→ **TEXTO DO DOCUMENTO**:
18.5.04

Cidadania Europeia e Federalismo

Desde que se desfez o trio Kohl/Mitterrand/Delors, ainda não apareceu ninguém que corporize uma "ideia da Europa" e a transforme num projecto mobilizador para os cidadãos europeus. Não existe um conceito de cidadania europeia que se encontre enraízado nas suas diversas culturas e que constitua um factor de identidade comum.

É inevitável (e mesmo frustrante, na perspectiva de um europeu) o contraponto com a sociedade americana. Tal como a europeia, esta é também constituída por um enorme leque de comunidades, com culturas e religiões diferenciadas e até antagónicas. Mas existe algo que unifica todas as comunidades e os 50 Estados que integram a União; algo que é apreendido rapidamente pelos imigrantes que demandam o el dorado e faz com que, passado pouco tempo, todos se considerem americanos; algo que despoletou manifestações impressionantes de unidade, solidariedade e patriotismo por todo o país após os ataques de 11 de Setembro; mais importante do que isso, algo que transmite a todos disposição para lutar em defesa do seu modo de vida. Comparando com a reacção ao 11 de Março madrileno, podemos aferir toda a distância que vai da resistência e capacidade de luta ao medo e capitulação. E se em vez de comboios os alvos tivessem sido a Torre Eiffel, o Big Ben ou o Reichstag, acredito que a reacção não seria muito diferente

A Europa tem sido incapaz de criar um european way of life como aquele que os seus antepassados criaram na América. Falta-nos algo como a Coca-Cola, o McDonald?s, as jeans, a Disney, Hollywood ou o MsWindows que, com toda a sua carga simbólica e possibilidade de massificação, constituem os melhores veículos para exportar (e impôr?) a cultura americana à escala global. O Airbus será o único produto europeu que no futuro se lhes poderá equiparar, mas para já, e ao contrário daqueles, tem saído muito caro ao contribuinte. O vinho do Porto, a Heineken, o Ferrari, o BMW, a fiesta brava ou a gastronomia francesa, independentemente da sua qualidade, que é inegável, serão sempre identificados como produtos regionais e nunca como símbolos do grande espaço europeu.

Òbviamente que a cidadania europeia não se cria por decreto, sendo algo que terá de ser gerado na própria sociedade. Mas não dispensa a existência de líderes políticos voluntaristas, com visão estratégica e capacidade de mobilizar vontades, coisa que a Europa hoje não tem!

Os líderes que temos continuam arreigados a conceitos hoje tão balofos como a "soberania" ou o "interesse nacional". Apesar de desprovidos de qualquer conteúdo, são valores a que o cidadão comum ainda é sensível e constituem uma arma ideológica fácil de brandir e condicionadora da opinião pública. Lembremo-nos, a este propósito, do "papão federalismo", uma criação do Portas "Independentista" e que foi na altura agitado como uma tenebrosa ameaça à soberania das nações - a ameaça era e é real, mas os verdadeiros ameaçados são os pequenos (em sentido pejorativo) poderes. Os verdadeiros interesses em causa nunca são pois nacionais nem soberanos mas, muito prosaicamente, os de grupos de pressão que controlam o poder e das nomenklaturas que o detêm formalmente.

Entradas do conjunto de dados de layout
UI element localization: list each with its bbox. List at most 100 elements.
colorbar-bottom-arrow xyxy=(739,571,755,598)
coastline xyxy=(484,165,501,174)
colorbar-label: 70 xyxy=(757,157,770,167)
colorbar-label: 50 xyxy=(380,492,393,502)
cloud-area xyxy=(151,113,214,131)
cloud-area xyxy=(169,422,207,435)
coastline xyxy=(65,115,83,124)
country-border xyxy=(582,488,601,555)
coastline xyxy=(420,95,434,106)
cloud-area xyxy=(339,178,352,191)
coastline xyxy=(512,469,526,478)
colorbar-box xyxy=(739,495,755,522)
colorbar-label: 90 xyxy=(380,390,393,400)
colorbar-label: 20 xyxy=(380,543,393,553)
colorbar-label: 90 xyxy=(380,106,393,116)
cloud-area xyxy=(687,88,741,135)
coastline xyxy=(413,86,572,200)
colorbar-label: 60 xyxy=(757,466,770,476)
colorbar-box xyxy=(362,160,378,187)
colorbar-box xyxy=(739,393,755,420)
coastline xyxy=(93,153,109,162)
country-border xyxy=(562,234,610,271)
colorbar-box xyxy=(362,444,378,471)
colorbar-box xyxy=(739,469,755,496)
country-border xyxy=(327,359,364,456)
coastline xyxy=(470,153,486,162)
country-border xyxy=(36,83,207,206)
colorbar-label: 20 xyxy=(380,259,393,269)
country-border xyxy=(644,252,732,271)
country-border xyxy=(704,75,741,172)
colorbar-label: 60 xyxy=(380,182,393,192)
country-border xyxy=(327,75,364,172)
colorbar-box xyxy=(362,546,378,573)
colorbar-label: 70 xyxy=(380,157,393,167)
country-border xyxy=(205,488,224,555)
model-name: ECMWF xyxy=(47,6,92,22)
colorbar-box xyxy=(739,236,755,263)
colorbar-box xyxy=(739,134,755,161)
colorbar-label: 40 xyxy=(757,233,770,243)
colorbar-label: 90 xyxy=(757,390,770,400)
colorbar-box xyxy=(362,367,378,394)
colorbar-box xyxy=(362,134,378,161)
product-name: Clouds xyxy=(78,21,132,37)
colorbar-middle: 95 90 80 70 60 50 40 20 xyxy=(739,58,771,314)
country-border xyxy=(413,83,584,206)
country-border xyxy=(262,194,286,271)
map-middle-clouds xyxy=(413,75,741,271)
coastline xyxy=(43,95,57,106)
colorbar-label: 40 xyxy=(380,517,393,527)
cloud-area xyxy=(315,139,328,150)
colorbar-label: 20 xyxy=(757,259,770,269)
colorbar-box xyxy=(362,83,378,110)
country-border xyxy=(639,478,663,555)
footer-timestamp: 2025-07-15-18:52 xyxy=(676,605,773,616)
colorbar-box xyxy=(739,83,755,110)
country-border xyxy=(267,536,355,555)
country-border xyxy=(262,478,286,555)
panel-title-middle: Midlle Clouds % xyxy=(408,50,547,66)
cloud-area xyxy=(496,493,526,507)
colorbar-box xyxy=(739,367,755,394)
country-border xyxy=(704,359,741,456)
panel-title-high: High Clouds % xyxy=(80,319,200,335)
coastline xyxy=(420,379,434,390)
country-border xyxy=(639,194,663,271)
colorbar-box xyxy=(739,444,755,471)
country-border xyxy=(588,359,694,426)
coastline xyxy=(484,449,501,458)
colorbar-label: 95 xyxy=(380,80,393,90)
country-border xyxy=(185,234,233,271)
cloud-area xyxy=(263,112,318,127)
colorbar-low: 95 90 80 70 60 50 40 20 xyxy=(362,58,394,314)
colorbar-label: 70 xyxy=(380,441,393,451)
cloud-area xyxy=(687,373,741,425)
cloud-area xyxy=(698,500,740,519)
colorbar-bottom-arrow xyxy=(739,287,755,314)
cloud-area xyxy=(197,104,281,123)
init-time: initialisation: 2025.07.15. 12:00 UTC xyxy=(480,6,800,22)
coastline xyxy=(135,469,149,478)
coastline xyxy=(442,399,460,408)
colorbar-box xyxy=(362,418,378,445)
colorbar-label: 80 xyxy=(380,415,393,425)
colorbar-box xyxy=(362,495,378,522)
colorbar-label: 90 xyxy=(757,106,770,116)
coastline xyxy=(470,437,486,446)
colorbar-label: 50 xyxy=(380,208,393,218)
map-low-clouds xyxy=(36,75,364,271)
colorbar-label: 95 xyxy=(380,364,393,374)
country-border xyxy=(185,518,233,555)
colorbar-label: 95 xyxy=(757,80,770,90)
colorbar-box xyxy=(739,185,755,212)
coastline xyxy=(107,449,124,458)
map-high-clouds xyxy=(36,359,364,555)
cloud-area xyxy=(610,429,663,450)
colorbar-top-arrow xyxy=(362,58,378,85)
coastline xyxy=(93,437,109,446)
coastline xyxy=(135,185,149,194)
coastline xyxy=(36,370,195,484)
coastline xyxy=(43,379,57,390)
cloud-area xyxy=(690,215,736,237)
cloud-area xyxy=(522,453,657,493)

→ **AÇÕES PEDIDAS**:
1 - Transcreva do texto sobre cidadania europeia o trecho que abre com as palavras "Òbviamente que a" e fecha com "hoje não tem!".
2 - Com base no texto sobre cidadania europeia, responda às perguntas seguintes:
(a) Que trio se desfez, segundo o texto?
(b) Qual é o único produto europeu que, no futuro, se poderá equiparar aos símbolos americanos citados?
(c) A quem é atribuída a criação do "papão federalismo"?

→ **CONJUNTO DE RESPOSTAS**:
1 -
Òbviamente que a cidadania europeia não se cria por decreto, sendo algo que terá de ser gerado na própria sociedade. Mas não dispensa a existência de líderes políticos voluntaristas, com visão estratégica e capacidade de mobilizar vontades, coisa que a Europa hoje não tem!

2 -
(a) O trio Kohl/Mitterrand/Delors.
(b) O Airbus.
(c) Ao Portas "Independentista".